Sergeant Evan Vela is accused of murdering an unarmed Iraqi man and an attempted cover-up. He has admitted that he fired two bullets at point-blank range into a detainee's head but said he was following a direct order.
His court martial comes after those of two fellow snipers in an embarrassing saga which has blown the cover of an alleged classified 'baiting' programme in which snipers scatter ammunition, detonation cords or other items, then lie in wait to shoot insurgents who pick them up.
The tactic emerged earlier this year when Captain Matthew Didier, a platoon commander in an elite sniper unit known as the 'Painted Demons', told a military court: 'Baiting is putting an object out there that we know they will use, with the intention of destroying the enemy.
'Basically, we would put an item out there and watch it. If someone found the item, picked it up and attempted to leave with the item, we would engage the individual as I saw this as a sign they would use the item against US forces.'
Didier claimed that members of the US military's Asymmetric Warfare Group visited his unit in January and later supplied ammunition boxes filled with 'drop items' to be deployed as bait. Soldiers told the Washington Post that about a dozen platoon members were aware of the programme, and that others knew about the 'drop items' but did not know their purpose. Vela, team leader Michael Hensley and Jorge Sandoval were members of the 'Painted Demons', which had a reputation for notching 'kills' at a high rate in the so-called 'triangle of death' south of Baghdad. They were charged with the murders of three Iraqis during US operations in the spring.
────
_Complete the following_
**A.** In the excerpt about the sniper court martial, what was the elite sniper unit known as?
**B.** Write the next part of the excerpt about the sniper court martial, picking up after its last sentence.

Spatial annotation entries:
────
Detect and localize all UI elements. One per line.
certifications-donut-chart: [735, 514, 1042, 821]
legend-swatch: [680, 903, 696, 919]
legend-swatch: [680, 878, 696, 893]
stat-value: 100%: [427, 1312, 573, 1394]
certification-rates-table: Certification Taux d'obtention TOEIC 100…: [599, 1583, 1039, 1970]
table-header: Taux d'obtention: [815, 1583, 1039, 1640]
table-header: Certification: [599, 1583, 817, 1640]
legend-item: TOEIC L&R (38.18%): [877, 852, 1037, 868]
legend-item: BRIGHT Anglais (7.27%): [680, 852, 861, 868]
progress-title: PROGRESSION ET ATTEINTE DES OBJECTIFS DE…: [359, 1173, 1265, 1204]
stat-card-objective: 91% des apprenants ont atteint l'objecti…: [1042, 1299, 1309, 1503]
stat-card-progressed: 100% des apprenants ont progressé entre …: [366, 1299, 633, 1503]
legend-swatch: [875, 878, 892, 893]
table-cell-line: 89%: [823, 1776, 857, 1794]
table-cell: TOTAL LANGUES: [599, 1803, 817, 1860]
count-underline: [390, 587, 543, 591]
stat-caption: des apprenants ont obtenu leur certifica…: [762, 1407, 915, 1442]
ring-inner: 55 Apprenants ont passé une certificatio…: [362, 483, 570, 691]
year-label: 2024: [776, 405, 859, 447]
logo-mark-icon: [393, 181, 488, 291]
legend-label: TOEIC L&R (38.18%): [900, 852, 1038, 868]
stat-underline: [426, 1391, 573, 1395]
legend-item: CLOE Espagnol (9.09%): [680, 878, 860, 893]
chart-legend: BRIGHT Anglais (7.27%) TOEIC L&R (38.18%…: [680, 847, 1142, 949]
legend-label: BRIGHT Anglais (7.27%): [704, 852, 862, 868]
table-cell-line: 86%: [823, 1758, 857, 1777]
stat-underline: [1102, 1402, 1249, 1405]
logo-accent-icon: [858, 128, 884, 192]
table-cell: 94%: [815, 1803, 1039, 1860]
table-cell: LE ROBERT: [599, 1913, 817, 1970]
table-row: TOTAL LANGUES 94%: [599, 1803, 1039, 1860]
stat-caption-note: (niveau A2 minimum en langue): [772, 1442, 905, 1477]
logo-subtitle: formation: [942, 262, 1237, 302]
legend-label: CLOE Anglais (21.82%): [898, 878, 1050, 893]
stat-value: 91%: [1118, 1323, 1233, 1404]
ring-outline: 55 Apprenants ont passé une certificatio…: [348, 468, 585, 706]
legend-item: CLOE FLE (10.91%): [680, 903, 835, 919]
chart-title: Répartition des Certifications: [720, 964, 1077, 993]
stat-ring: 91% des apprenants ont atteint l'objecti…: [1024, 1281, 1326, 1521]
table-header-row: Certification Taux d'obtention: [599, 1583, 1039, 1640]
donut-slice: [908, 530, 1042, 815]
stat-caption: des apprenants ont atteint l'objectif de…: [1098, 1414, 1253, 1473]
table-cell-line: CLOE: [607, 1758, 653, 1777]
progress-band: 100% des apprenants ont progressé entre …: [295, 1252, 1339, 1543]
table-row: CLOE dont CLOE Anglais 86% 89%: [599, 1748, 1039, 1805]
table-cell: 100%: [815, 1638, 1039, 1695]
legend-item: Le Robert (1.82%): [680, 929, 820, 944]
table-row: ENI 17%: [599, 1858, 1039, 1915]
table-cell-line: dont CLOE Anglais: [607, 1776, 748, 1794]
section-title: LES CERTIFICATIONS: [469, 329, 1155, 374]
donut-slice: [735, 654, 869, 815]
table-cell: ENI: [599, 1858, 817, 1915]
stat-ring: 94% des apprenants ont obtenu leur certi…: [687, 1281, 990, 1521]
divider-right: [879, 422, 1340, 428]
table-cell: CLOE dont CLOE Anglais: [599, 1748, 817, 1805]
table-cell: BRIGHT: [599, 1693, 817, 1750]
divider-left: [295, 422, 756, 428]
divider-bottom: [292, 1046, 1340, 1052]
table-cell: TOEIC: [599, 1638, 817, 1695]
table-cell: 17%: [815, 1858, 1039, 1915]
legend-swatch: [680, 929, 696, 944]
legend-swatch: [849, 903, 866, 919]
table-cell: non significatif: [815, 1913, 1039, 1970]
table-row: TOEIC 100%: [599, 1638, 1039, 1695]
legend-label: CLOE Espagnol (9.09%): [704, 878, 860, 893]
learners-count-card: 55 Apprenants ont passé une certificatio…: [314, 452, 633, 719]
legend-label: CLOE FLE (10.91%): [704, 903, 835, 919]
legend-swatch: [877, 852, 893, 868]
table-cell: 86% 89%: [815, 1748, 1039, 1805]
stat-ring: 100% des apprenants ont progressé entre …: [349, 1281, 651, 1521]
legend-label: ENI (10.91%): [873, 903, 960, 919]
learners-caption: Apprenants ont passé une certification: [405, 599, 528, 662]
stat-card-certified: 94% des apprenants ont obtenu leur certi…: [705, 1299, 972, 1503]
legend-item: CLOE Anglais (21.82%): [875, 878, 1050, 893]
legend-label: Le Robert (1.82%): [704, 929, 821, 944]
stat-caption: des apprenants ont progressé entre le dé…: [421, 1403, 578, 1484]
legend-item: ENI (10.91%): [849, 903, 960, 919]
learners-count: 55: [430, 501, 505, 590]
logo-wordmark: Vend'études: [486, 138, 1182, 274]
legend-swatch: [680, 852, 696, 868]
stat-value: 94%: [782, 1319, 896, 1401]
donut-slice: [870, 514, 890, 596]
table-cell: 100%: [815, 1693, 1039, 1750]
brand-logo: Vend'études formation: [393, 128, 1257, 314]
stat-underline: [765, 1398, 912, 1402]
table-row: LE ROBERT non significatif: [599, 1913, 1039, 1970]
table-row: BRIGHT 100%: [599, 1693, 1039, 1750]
────
_Results by task_
**A.** The 'Painted Demons'.

**B.**
Last week Hensley, an expert marksman from the 1st Battalion, 501st Airborne, was cleared of murder charges but reprimanded and demoted on lesser charges of planting an AK-47 rifle beside the body of a dead Iraqi and disrespecting an officer.
Last month Sandoval was found not guilty on two murder charges but was demoted from specialist to private and is serving a 44-day sentence for planting a detonation cord on the body of an Iraqi.
Vela is charged with premeditated murder, planting a weapon, making false statements and obstruction of justice. The first pre-trial hearing is today.
Lawyers for the snipers have argued that the baiting programme is relevant to their defence because it shows how officials backed unorthodox methods of killing not only insurgents but also unarmed men thought to be enemy combatants.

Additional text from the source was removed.